Instruction: From the entries that follow, gather each line holding the word "Kuringen".

Excerpted records:
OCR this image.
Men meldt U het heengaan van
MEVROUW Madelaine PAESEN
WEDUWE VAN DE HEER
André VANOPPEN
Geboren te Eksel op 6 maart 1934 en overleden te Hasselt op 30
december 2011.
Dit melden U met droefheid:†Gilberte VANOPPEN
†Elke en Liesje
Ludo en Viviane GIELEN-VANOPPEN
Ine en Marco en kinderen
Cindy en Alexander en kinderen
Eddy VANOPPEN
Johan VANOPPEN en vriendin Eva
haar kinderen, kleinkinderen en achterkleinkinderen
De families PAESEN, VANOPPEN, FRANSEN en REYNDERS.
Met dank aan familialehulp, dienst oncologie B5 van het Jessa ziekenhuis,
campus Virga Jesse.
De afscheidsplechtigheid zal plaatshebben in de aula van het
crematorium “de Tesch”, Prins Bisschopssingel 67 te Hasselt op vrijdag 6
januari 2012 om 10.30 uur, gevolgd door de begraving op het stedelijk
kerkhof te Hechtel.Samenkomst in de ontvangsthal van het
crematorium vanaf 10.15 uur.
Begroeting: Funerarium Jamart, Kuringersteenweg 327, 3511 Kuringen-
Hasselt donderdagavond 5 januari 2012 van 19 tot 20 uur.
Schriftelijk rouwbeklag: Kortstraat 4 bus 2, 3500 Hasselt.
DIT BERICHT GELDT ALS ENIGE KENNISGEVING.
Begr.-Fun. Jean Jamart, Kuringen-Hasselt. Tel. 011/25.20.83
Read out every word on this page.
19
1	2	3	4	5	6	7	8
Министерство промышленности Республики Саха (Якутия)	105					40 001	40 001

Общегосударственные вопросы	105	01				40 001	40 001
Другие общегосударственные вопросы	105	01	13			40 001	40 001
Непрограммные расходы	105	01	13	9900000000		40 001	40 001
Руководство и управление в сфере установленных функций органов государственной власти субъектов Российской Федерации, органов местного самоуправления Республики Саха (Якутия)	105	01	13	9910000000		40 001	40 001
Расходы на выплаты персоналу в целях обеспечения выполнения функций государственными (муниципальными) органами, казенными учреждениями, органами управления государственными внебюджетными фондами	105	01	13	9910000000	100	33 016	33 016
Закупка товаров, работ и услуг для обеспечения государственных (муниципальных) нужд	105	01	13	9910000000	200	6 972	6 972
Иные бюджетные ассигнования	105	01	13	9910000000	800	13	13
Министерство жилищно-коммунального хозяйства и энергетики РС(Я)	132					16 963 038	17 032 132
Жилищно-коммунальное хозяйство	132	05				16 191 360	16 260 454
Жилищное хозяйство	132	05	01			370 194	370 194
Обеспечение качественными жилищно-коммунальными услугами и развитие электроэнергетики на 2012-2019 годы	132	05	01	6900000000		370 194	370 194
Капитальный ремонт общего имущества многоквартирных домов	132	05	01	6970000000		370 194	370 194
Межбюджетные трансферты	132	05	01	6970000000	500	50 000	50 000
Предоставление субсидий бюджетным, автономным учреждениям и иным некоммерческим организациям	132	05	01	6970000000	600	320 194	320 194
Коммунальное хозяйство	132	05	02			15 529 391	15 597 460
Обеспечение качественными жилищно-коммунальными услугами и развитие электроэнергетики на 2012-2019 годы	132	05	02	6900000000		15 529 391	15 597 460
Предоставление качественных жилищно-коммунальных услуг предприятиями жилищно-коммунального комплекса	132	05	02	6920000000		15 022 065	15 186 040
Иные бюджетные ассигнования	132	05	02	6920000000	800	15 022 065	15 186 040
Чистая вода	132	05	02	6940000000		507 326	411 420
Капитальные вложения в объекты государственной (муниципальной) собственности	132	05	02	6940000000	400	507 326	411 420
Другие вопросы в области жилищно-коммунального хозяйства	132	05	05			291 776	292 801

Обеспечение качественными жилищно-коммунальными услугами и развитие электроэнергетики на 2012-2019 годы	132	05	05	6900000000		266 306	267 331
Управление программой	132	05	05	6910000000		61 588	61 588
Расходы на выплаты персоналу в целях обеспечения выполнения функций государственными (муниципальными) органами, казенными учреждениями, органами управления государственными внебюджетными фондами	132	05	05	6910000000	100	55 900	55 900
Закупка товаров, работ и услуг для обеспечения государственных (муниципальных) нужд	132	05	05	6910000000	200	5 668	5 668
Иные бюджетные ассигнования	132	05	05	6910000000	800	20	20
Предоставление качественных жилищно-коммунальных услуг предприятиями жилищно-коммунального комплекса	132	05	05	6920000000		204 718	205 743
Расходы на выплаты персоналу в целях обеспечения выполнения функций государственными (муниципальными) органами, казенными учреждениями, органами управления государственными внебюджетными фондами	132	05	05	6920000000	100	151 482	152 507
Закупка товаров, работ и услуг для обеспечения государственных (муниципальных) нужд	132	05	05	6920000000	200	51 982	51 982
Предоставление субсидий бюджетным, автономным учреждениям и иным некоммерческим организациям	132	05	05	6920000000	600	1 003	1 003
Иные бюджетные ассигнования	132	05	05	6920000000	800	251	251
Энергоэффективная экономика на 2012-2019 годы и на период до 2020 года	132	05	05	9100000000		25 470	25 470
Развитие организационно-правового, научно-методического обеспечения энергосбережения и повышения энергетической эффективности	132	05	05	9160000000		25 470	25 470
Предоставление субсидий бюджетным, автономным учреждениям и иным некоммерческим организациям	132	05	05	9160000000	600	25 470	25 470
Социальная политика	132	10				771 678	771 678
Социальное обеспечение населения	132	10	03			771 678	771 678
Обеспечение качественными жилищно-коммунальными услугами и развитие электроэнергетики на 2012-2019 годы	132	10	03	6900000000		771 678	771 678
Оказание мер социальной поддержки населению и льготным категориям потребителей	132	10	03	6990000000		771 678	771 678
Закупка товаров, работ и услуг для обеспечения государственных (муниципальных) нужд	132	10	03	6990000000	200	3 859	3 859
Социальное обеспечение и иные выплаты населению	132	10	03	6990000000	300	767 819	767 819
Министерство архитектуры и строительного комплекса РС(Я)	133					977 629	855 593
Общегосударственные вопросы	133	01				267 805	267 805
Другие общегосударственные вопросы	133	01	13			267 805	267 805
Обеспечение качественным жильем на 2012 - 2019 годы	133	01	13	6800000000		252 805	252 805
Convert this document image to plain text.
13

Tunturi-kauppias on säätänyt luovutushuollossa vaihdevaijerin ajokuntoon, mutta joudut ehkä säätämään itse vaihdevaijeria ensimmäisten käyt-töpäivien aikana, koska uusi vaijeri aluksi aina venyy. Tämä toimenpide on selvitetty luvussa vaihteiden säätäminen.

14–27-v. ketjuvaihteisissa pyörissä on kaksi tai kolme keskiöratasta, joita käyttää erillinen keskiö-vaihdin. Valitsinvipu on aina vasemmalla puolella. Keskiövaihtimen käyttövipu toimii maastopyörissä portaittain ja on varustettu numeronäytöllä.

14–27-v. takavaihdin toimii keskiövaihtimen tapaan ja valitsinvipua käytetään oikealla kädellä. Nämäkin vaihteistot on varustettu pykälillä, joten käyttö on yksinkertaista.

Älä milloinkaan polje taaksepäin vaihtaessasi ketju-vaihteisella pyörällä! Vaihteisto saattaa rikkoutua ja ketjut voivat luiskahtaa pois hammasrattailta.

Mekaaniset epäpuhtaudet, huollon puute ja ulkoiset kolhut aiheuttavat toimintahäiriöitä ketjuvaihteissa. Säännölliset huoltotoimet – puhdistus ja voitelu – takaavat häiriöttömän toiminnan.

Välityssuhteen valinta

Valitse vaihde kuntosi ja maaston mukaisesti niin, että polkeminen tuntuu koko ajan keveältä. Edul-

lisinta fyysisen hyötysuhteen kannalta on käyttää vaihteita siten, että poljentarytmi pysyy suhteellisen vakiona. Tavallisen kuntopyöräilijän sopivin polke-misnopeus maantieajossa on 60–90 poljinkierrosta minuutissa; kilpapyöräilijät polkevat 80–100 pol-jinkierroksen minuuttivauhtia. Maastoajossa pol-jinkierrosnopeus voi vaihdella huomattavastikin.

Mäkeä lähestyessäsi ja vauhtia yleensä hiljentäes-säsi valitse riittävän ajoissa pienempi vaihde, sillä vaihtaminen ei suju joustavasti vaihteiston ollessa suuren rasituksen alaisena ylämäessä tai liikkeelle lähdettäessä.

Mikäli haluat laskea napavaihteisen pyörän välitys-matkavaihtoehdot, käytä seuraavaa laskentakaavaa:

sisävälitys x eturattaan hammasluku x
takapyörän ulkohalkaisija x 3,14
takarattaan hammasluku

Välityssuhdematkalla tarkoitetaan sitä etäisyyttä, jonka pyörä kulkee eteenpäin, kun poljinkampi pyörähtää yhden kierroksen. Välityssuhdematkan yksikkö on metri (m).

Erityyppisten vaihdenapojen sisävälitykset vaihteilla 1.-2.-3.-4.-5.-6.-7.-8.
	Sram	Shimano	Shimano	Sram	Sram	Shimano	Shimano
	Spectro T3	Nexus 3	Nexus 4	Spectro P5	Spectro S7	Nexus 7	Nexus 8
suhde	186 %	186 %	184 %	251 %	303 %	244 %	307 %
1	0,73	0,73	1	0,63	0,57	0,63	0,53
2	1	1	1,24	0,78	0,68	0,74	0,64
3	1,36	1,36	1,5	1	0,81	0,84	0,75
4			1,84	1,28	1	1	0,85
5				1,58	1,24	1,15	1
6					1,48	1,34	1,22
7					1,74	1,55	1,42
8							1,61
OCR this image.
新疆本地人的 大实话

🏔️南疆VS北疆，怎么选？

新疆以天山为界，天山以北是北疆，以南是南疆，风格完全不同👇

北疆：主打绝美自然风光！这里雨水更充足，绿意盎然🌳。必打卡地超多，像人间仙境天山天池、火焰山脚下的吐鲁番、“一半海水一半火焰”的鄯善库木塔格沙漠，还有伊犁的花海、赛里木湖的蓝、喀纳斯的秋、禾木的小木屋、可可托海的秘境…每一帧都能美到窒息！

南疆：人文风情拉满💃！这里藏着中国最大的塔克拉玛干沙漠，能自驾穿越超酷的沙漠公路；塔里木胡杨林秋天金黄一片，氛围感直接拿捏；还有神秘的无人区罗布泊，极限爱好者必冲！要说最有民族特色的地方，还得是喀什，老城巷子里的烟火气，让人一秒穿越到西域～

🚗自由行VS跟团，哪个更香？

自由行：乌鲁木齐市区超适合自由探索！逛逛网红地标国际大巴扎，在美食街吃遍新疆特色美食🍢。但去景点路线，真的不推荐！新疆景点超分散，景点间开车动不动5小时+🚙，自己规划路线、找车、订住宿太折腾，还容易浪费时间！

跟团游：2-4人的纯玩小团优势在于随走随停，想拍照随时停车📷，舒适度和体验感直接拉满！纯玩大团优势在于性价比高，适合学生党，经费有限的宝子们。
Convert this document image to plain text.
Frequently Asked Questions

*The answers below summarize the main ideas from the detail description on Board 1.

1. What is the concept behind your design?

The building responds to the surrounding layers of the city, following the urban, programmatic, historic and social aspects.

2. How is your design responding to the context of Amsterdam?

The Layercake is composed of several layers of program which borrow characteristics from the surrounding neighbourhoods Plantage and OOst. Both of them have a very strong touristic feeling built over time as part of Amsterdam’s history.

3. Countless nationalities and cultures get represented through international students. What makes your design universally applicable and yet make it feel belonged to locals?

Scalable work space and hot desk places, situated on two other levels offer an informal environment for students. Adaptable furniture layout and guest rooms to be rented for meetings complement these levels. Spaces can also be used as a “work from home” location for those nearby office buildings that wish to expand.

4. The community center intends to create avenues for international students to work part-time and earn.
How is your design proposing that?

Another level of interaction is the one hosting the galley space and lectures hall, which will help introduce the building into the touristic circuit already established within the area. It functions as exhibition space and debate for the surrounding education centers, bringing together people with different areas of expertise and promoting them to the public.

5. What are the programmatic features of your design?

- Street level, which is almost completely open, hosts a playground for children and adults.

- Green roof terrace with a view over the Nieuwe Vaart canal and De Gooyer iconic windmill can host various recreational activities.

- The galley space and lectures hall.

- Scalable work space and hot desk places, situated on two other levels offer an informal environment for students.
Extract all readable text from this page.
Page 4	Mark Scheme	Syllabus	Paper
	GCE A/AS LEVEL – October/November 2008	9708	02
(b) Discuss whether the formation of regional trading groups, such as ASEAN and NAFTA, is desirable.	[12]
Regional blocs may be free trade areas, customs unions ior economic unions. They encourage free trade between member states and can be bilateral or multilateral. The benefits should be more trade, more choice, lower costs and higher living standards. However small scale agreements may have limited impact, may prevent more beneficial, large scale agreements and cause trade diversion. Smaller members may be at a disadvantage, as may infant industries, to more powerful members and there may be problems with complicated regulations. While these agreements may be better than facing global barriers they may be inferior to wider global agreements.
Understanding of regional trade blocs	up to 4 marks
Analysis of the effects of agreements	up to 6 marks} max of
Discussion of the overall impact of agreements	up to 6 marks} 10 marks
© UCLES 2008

Answer:
Begroeting: Funerarium Jamart, Kuringersteenweg 327, 3511 Kuringen-
Begr.-Fun. Jean Jamart, Kuringen-Hasselt. Tel. 011/25.20.83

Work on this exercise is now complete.